[START OF RECORDS PROVIDED]

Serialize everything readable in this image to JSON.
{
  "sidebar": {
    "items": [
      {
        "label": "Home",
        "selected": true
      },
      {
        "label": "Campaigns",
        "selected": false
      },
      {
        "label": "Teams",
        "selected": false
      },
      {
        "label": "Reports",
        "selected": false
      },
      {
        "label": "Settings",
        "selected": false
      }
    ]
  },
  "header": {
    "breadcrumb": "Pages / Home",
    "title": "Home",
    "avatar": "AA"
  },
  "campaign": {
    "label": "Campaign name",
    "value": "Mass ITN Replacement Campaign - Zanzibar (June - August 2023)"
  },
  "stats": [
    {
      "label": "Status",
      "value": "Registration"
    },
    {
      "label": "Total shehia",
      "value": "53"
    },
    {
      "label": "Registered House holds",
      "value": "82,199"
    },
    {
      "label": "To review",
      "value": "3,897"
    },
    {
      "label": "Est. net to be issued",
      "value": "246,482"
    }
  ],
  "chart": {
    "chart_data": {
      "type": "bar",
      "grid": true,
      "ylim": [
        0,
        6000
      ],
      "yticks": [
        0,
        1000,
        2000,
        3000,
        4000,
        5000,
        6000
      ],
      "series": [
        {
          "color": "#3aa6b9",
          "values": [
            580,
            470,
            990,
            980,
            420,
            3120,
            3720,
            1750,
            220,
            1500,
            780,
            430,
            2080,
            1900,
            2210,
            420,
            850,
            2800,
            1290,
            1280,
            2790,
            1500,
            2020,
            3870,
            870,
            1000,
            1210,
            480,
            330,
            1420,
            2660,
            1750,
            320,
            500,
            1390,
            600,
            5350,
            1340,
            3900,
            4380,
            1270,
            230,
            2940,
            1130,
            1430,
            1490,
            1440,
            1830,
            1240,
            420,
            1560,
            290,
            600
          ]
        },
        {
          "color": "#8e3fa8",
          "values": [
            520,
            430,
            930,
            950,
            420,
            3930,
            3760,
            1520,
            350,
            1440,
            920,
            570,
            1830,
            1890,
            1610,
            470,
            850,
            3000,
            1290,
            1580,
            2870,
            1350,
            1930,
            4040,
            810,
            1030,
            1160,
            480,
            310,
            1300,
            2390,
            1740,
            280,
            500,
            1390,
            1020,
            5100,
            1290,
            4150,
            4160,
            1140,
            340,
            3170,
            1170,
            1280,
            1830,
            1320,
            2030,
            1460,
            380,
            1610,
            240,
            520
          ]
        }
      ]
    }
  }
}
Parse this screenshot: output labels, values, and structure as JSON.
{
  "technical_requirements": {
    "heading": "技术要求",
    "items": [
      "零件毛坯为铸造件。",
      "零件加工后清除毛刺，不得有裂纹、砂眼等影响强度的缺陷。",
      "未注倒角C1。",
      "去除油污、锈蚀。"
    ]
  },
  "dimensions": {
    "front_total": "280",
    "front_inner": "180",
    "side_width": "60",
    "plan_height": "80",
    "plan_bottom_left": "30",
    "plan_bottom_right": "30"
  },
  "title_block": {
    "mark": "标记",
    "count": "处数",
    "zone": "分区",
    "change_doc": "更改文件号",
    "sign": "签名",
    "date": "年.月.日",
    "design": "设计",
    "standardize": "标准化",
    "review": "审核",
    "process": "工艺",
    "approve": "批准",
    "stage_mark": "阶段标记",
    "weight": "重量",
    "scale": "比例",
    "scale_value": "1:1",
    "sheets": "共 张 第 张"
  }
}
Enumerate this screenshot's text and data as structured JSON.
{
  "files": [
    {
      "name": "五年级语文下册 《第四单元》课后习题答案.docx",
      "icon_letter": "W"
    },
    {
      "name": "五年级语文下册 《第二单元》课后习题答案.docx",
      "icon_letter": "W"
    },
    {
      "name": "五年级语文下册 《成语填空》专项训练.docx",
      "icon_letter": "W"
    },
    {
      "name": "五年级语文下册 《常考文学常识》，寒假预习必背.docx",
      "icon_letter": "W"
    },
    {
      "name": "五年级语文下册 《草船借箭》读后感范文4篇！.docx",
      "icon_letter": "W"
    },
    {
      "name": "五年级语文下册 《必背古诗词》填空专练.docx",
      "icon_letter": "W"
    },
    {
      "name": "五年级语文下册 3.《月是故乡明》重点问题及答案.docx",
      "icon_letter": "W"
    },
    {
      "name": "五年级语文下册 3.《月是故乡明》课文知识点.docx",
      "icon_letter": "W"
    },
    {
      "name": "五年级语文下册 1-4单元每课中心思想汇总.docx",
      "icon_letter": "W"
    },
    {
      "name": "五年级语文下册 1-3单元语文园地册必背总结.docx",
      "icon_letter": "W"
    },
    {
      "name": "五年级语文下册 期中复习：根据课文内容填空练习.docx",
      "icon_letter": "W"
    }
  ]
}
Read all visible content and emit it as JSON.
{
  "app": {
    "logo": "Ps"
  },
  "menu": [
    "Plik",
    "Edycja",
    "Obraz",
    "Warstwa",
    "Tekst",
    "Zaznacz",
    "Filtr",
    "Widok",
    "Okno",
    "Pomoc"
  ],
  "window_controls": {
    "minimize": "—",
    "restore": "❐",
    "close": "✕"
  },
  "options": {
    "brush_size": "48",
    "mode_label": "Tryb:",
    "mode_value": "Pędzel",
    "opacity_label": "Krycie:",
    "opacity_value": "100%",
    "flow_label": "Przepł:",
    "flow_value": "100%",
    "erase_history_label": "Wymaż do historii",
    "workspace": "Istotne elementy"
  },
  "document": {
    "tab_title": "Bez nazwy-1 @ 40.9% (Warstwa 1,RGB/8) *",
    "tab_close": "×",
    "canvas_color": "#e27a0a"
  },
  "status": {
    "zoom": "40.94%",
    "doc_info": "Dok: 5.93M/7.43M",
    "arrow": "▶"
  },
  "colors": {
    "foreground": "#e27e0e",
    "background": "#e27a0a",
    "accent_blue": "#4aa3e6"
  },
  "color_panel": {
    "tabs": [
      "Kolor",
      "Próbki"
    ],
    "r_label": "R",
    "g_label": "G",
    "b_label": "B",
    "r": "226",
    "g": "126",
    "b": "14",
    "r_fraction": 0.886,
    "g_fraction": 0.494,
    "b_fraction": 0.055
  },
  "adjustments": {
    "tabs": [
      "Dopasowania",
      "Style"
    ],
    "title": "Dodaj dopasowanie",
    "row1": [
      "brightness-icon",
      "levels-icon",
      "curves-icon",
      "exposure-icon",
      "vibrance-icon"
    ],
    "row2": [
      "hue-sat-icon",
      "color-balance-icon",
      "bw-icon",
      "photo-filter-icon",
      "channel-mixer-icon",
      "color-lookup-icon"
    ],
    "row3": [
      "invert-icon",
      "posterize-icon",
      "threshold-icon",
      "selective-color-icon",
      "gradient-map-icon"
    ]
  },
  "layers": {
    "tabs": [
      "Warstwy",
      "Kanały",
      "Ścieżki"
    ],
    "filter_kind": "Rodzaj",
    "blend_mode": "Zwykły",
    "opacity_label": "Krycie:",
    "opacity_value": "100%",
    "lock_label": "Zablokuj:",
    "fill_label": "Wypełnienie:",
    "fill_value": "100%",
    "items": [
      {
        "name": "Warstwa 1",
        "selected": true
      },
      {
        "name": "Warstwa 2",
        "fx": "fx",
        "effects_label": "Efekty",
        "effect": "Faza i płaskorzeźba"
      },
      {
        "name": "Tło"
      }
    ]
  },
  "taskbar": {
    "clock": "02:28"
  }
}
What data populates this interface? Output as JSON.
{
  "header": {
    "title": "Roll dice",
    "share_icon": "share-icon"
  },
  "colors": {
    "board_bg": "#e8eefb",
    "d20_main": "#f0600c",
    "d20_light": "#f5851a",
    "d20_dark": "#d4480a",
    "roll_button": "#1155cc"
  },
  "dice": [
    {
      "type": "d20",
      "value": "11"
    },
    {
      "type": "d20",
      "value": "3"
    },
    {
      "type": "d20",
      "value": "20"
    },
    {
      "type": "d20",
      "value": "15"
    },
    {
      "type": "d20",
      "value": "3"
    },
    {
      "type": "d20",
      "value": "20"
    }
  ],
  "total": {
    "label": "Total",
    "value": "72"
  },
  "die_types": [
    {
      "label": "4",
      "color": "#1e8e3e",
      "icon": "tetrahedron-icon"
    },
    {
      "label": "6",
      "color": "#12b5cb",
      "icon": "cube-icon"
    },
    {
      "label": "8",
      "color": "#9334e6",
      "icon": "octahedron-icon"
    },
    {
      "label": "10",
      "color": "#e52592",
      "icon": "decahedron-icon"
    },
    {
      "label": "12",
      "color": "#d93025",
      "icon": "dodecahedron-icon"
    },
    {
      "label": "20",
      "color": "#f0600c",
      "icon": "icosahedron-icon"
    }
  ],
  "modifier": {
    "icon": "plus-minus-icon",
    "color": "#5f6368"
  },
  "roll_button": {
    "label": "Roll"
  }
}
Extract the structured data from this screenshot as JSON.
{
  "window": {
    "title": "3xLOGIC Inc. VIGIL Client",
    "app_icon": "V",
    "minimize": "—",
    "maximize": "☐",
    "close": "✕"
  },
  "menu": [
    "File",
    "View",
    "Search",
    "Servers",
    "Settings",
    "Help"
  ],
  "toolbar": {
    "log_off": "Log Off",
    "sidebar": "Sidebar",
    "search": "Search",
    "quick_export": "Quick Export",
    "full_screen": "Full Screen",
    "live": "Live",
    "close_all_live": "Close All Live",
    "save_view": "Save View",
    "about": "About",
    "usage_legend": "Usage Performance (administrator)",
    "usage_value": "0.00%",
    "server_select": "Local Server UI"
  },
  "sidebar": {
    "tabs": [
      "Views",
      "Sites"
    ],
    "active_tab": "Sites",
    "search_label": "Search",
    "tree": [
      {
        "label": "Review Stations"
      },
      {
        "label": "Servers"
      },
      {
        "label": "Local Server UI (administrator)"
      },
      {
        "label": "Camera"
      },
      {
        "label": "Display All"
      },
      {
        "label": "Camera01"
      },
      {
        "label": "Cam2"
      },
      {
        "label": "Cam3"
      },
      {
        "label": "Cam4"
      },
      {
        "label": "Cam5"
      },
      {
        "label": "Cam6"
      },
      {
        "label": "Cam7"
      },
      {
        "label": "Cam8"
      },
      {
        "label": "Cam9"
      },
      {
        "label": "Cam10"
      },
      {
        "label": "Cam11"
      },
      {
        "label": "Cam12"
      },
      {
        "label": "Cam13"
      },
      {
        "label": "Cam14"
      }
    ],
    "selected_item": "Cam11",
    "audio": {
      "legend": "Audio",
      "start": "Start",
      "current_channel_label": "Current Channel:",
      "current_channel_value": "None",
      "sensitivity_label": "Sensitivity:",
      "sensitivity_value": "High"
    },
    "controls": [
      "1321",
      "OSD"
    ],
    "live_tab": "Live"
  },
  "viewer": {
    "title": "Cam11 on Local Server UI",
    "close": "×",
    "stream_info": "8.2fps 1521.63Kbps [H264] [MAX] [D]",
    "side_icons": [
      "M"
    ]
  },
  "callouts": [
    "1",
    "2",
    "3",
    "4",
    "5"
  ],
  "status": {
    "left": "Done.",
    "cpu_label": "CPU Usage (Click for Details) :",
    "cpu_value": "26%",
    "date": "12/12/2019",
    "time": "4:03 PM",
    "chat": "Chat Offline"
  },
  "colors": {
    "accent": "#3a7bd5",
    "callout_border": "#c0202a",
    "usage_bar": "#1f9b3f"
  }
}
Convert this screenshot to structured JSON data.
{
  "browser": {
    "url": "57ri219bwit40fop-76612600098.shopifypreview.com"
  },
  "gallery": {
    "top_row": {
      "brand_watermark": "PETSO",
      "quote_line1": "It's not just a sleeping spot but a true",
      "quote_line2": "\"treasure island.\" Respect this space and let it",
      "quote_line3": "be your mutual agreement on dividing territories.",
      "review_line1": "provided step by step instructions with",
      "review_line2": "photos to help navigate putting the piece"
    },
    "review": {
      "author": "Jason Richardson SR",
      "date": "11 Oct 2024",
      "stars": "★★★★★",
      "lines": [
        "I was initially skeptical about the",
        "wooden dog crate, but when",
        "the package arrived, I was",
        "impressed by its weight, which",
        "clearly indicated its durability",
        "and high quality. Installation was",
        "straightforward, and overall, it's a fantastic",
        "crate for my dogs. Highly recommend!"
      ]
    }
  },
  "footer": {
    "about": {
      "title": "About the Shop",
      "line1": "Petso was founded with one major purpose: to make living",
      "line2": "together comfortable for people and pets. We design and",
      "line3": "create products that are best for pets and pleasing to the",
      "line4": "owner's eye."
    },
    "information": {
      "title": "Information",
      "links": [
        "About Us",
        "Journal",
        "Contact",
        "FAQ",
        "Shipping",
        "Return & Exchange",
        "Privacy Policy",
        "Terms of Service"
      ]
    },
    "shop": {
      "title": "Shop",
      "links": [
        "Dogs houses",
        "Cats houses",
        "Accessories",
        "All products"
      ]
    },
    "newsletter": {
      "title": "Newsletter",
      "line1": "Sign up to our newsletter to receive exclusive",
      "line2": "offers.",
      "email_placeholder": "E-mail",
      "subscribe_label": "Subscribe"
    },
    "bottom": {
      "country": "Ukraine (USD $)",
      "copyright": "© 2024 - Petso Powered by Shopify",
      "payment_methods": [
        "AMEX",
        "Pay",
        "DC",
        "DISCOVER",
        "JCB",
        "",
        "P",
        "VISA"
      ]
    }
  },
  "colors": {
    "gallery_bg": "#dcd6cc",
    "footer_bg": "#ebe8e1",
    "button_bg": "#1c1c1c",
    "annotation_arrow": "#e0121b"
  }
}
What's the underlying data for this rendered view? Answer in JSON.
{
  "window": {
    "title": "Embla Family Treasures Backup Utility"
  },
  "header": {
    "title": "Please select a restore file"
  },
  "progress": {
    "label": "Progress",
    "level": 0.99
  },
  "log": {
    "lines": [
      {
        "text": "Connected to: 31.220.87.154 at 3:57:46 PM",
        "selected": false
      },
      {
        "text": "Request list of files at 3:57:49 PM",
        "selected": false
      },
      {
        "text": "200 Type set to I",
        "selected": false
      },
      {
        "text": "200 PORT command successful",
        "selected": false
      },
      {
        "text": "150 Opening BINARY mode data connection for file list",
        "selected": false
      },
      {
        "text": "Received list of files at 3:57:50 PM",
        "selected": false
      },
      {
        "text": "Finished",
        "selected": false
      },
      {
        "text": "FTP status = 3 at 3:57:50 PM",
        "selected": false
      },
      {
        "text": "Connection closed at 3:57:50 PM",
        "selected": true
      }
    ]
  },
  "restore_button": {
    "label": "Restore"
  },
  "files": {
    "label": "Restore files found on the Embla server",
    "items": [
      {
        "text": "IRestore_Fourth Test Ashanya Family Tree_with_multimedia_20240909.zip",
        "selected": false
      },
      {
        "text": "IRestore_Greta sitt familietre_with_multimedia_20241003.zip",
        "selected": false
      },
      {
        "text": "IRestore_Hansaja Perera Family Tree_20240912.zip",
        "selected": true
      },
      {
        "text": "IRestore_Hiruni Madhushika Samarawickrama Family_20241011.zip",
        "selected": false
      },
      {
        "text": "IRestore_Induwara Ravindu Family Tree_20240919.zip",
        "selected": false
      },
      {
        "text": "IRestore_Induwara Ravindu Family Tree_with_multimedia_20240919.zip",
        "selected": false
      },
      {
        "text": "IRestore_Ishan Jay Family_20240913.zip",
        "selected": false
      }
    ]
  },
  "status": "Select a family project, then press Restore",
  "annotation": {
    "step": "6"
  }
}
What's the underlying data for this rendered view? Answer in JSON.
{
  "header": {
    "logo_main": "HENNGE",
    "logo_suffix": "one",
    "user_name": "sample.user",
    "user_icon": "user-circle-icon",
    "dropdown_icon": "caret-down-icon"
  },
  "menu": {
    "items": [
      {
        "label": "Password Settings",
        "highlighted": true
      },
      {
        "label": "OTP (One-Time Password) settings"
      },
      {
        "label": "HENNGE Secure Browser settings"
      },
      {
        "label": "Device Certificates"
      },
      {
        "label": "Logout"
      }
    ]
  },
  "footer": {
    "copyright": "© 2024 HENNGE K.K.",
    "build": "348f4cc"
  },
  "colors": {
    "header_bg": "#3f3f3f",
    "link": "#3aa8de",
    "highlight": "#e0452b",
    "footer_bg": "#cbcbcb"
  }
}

[END OF RECORDS PROVIDED]

■ DESCRIPTION OF THE TASK:
Copy each line of the data that contains the word "list".

■ ANSWER FOR THIS EXERCISE:
        "text": "Request list of files at 3:57:49 PM",
        "text": "150 Opening BINARY mode data connection for file list",
        "text": "Received list of files at 3:57:50 PM",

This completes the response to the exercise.